╭─ TEXT

In this circuit, when switches S1 and S2 close, the current is drawn from the main power supply V+ to charge capacitor C1. This inrush of the current to C1 causes a spike in the demand for the current that the main power supply at V+ must provide.

FIG. 2 shows one embodiment of the current invention. In this embodiment, a single clock signal is applied to a phase shifter such that a plurality of phase shifted clock signals are generated. In this embodiment, the phase shifter can be any circuit that causes a time delay such that the resulting phase shifted signal would transition from one state to another at a different time than the master clock signal. The plurality of phased shifted clock signals are applied to a plurality of charge pumps whereby the time when each charge pump draws its maximum current is different such that the maximum current demand (the charging spike) on the main power supply (V+) is less than it would be if all the charge pumps create a charging spike concurrently.

To practice the invention according to the current disclosure, a single master clock signal CLK is connected to a phase shifter 212. The phase shifter 212 generates a plurality of phase-shifted clock signals CLK 1-CLK N, which in turn are connected to a plurality of charge pumps. In this embodiment, CLK 1 may be in phase with the master clock signal. Each charge pump generates an output voltage V1-Vn based on the clock signal received from the phase shifter and the main power supply voltage V+.

╰─
╭─ RECORD EXTRACTS

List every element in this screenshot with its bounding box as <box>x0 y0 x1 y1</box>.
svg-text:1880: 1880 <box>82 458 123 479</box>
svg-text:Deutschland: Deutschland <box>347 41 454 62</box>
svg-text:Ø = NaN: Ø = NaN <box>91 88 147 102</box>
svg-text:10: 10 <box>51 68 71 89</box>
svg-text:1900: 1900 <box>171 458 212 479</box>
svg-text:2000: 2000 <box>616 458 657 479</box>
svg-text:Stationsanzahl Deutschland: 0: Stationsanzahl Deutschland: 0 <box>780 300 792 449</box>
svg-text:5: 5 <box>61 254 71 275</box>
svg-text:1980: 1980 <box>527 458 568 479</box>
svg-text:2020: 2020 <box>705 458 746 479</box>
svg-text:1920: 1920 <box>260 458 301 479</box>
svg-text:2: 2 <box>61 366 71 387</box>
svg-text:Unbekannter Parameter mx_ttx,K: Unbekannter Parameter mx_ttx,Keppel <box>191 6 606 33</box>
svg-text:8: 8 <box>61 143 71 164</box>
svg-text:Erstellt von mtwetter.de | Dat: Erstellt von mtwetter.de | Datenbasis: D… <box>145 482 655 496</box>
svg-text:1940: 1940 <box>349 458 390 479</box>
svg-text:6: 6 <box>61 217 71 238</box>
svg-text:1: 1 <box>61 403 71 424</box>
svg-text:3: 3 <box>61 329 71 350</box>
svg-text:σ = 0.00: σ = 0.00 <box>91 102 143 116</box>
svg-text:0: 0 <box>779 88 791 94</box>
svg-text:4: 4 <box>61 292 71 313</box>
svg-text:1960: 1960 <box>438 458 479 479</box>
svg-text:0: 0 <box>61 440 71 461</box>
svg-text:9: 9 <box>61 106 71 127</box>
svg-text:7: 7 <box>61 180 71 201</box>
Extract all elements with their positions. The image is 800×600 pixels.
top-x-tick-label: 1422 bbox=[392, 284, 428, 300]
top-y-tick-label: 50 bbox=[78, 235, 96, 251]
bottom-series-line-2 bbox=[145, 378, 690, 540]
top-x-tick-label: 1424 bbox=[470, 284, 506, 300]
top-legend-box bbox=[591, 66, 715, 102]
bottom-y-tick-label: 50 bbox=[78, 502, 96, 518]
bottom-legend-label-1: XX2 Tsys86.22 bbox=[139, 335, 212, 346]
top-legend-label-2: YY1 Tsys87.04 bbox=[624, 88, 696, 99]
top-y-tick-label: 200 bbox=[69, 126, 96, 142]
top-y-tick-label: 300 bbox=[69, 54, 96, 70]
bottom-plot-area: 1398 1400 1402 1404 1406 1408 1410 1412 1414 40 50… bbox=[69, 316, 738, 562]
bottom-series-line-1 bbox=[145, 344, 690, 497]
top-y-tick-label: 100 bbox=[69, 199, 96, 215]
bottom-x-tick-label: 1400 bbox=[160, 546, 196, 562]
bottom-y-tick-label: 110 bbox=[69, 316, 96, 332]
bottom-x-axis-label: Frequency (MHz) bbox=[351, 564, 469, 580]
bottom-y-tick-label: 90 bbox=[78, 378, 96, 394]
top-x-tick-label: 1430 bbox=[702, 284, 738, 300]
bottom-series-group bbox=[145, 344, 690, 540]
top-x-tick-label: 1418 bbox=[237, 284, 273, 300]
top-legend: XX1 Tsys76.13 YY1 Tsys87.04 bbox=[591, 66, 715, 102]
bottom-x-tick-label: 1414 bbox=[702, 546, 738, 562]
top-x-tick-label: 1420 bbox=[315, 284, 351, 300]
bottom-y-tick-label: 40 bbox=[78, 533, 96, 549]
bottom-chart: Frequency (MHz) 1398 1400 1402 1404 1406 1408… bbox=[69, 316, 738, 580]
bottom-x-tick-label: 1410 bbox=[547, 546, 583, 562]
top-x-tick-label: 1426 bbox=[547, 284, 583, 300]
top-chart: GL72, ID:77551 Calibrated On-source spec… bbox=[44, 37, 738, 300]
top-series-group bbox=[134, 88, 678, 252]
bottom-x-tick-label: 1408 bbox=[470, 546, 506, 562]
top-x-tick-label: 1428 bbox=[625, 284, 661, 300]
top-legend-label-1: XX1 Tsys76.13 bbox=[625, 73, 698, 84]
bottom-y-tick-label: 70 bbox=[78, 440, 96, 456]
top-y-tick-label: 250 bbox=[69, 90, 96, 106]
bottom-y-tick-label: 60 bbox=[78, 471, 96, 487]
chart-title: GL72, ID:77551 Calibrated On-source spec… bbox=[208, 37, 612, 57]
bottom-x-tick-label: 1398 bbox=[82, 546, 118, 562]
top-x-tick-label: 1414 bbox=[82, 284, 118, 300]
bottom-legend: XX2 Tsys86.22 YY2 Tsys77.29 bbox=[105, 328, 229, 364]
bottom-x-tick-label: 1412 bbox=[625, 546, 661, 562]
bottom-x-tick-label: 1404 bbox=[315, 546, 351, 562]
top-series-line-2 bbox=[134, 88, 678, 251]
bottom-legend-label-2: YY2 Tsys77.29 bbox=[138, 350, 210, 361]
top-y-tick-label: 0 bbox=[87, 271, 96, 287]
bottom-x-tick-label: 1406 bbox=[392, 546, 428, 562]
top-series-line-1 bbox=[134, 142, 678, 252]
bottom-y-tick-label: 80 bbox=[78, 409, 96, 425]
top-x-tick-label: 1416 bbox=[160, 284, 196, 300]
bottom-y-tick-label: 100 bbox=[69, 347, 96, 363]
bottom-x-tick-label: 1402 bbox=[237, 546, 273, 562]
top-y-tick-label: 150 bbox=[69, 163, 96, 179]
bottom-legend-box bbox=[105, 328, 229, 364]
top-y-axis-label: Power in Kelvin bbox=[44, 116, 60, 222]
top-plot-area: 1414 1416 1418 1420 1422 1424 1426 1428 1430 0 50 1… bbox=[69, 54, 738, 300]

╰─

In the charge pump text, what generates the phase-shifted clock signals CLK 1-CLK N?

■ **YOUR SOLUTION**
The phase shifter 212 generates them from the single master clock signal CLK.